==== Raw records ====

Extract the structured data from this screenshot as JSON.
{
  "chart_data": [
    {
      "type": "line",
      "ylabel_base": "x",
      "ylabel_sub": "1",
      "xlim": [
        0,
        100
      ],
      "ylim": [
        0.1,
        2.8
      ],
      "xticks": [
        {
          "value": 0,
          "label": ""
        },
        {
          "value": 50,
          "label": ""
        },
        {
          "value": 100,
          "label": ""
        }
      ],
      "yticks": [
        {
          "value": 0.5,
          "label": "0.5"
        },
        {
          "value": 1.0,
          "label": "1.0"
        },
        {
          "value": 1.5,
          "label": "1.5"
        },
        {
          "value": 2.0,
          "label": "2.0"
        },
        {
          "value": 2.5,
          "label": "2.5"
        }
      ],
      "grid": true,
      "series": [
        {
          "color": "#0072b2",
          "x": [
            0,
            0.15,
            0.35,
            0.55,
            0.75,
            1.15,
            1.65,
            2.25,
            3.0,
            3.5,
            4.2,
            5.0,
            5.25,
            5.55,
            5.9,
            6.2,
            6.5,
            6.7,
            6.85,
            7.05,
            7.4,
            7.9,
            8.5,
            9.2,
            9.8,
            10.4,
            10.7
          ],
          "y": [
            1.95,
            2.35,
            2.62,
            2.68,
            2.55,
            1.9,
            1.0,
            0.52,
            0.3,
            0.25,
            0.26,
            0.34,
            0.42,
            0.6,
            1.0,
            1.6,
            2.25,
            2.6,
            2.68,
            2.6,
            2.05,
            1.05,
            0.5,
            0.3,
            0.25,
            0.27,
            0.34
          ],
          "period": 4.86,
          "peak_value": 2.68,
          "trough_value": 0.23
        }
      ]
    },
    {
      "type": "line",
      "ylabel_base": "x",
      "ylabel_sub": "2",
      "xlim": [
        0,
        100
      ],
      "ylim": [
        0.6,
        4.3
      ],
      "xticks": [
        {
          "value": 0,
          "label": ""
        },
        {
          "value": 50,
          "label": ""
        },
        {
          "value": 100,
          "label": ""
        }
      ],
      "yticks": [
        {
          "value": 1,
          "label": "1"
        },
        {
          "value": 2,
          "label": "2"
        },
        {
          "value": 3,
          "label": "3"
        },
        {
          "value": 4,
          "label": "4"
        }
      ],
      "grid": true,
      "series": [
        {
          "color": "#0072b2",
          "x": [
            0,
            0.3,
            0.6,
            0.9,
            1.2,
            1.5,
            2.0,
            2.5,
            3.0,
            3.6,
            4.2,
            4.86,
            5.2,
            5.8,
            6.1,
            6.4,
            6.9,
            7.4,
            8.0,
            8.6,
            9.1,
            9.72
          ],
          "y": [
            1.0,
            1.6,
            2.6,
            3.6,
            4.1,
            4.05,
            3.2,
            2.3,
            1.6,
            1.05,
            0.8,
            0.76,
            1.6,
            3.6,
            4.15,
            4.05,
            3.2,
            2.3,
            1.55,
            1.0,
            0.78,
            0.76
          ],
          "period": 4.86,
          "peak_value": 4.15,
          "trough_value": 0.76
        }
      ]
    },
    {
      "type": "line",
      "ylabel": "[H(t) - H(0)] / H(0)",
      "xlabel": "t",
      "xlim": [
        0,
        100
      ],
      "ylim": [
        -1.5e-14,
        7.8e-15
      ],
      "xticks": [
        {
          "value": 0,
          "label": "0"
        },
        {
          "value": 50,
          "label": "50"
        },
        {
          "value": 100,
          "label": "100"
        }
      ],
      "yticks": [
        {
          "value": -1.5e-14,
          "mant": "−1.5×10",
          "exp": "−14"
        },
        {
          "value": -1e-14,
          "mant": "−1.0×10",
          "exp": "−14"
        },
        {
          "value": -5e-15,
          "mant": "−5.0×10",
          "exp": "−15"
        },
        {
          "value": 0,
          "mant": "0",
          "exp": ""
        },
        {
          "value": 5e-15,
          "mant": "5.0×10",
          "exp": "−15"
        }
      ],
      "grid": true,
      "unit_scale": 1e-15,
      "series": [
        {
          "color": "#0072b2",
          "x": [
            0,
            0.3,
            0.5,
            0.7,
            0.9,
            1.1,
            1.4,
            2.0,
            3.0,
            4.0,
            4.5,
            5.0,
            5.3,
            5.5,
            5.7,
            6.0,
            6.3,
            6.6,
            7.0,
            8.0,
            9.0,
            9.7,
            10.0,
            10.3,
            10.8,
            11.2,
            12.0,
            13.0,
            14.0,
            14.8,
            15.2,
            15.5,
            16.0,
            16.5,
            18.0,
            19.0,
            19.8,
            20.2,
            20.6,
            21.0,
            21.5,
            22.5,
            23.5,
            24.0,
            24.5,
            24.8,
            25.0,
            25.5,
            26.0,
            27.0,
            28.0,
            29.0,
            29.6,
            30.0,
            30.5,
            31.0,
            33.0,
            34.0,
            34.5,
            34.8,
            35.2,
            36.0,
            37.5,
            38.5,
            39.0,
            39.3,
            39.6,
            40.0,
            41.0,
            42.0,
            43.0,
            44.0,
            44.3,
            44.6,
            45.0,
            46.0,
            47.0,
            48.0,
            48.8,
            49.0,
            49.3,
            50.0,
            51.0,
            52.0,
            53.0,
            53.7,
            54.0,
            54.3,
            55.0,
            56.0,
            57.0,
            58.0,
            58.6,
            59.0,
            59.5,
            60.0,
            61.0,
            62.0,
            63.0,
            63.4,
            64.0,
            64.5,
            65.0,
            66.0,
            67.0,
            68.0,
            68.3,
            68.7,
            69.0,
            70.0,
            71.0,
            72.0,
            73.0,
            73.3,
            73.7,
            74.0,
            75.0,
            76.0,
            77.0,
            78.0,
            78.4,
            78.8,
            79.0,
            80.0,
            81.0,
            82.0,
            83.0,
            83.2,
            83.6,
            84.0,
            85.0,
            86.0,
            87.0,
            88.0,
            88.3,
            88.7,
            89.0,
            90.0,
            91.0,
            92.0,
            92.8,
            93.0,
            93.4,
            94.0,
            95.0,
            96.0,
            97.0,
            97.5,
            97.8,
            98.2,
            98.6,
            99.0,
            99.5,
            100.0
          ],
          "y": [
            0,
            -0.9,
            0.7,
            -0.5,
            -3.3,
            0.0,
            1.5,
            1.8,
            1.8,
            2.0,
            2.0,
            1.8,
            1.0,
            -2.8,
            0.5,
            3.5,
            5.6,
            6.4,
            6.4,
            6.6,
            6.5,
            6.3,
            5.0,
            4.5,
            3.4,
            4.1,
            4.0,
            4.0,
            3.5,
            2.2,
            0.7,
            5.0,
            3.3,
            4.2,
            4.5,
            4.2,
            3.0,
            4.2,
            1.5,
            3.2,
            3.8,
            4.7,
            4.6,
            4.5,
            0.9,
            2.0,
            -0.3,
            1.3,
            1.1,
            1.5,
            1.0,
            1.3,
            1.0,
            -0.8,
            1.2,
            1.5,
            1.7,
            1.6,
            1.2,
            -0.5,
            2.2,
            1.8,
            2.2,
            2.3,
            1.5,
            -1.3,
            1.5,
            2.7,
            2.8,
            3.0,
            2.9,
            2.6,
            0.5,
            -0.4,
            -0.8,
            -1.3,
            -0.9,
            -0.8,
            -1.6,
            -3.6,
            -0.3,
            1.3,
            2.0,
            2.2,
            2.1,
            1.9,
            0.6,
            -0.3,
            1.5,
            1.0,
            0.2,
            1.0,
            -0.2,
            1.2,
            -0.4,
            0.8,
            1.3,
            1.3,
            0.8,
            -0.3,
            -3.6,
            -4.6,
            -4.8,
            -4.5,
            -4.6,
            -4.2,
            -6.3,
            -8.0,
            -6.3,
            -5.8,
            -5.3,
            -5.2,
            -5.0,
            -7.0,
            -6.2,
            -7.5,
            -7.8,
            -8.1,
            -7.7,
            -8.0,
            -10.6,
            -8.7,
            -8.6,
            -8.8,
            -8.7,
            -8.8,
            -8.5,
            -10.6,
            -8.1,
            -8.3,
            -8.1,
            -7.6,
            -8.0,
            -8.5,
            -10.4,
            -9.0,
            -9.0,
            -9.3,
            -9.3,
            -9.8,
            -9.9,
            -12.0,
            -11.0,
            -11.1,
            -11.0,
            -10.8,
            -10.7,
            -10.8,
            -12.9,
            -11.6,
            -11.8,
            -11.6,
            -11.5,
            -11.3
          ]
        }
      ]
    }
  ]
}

====

### What the task asks
Search the entries for the word "mant", then gather every line that has it.

### Task output
          "mant": "−1.5×10",
          "mant": "−1.0×10",
          "mant": "−5.0×10",
          "mant": "0",
          "mant": "5.0×10",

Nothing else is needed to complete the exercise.